= Task statement =
Pictures aside, repeat every entry exactly.

### Listed records ###

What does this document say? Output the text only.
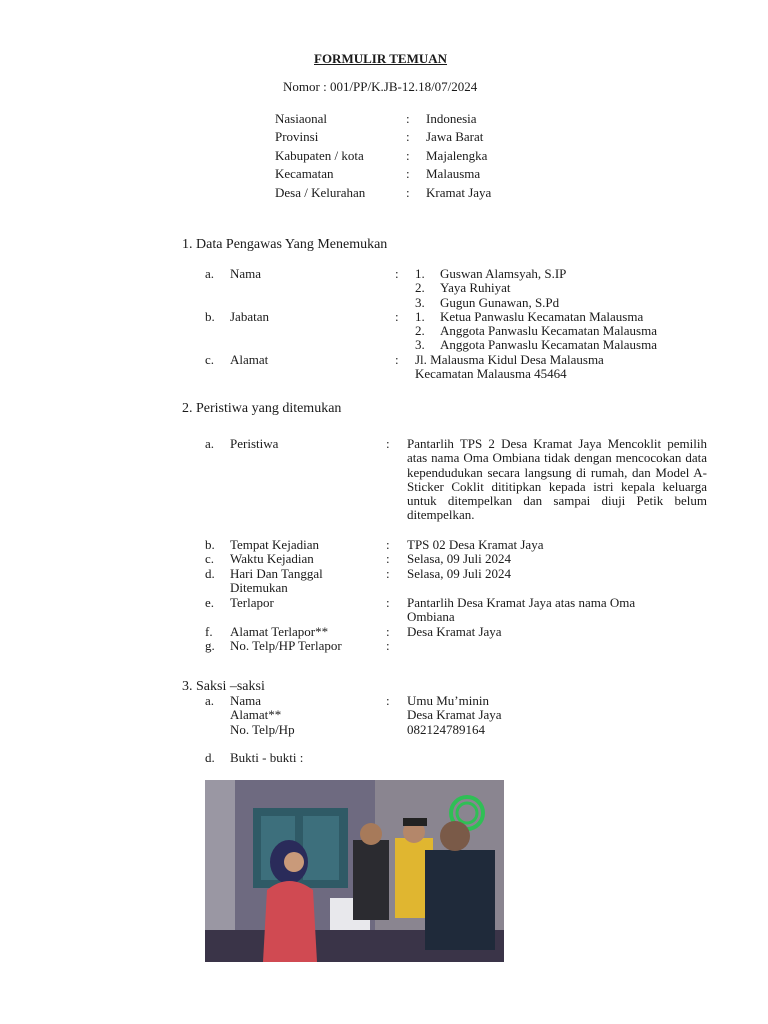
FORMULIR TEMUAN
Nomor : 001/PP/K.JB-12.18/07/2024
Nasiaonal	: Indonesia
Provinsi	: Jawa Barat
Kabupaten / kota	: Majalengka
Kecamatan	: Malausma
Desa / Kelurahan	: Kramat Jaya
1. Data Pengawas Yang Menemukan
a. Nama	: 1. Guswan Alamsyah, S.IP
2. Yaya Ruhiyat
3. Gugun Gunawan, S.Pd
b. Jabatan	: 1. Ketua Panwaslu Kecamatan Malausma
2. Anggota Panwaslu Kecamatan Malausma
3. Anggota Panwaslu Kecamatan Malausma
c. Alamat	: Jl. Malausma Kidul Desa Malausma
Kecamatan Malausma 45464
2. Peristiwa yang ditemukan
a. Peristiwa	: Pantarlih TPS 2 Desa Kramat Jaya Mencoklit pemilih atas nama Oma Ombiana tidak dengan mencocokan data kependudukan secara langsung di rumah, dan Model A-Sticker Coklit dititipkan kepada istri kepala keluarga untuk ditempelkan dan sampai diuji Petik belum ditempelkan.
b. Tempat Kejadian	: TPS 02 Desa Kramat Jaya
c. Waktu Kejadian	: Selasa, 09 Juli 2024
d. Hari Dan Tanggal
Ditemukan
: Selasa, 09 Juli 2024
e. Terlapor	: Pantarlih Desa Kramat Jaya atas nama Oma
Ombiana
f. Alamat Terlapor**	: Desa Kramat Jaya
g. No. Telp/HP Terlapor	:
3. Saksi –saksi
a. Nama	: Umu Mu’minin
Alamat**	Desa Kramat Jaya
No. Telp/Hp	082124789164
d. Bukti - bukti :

###

= Written response =
What does this document say? Output the text only.
FORMULIR TEMUAN
Nomor : 001/PP/K.JB-12.18/07/2024
Nasiaonal	: Indonesia
Provinsi	: Jawa Barat
Kabupaten / kota	: Majalengka
Kecamatan	: Malausma
Desa / Kelurahan	: Kramat Jaya
1. Data Pengawas Yang Menemukan
a. Nama	: 1. Guswan Alamsyah, S.IP
2. Yaya Ruhiyat
3. Gugun Gunawan, S.Pd
b. Jabatan	: 1. Ketua Panwaslu Kecamatan Malausma
2. Anggota Panwaslu Kecamatan Malausma
3. Anggota Panwaslu Kecamatan Malausma
c. Alamat	: Jl. Malausma Kidul Desa Malausma
Kecamatan Malausma 45464
2. Peristiwa yang ditemukan
a. Peristiwa	: Pantarlih TPS 2 Desa Kramat Jaya Mencoklit pemilih atas nama Oma Ombiana tidak dengan mencocokan data kependudukan secara langsung di rumah, dan Model A-Sticker Coklit dititipkan kepada istri kepala keluarga untuk ditempelkan dan sampai diuji Petik belum ditempelkan.
b. Tempat Kejadian	: TPS 02 Desa Kramat Jaya
c. Waktu Kejadian	: Selasa, 09 Juli 2024
d. Hari Dan Tanggal
Ditemukan
: Selasa, 09 Juli 2024
e. Terlapor	: Pantarlih Desa Kramat Jaya atas nama Oma
Ombiana
f. Alamat Terlapor**	: Desa Kramat Jaya
g. No. Telp/HP Terlapor	:
3. Saksi –saksi
a. Nama	: Umu Mu’minin
Alamat**	Desa Kramat Jaya
No. Telp/Hp	082124789164
d. Bukti - bukti :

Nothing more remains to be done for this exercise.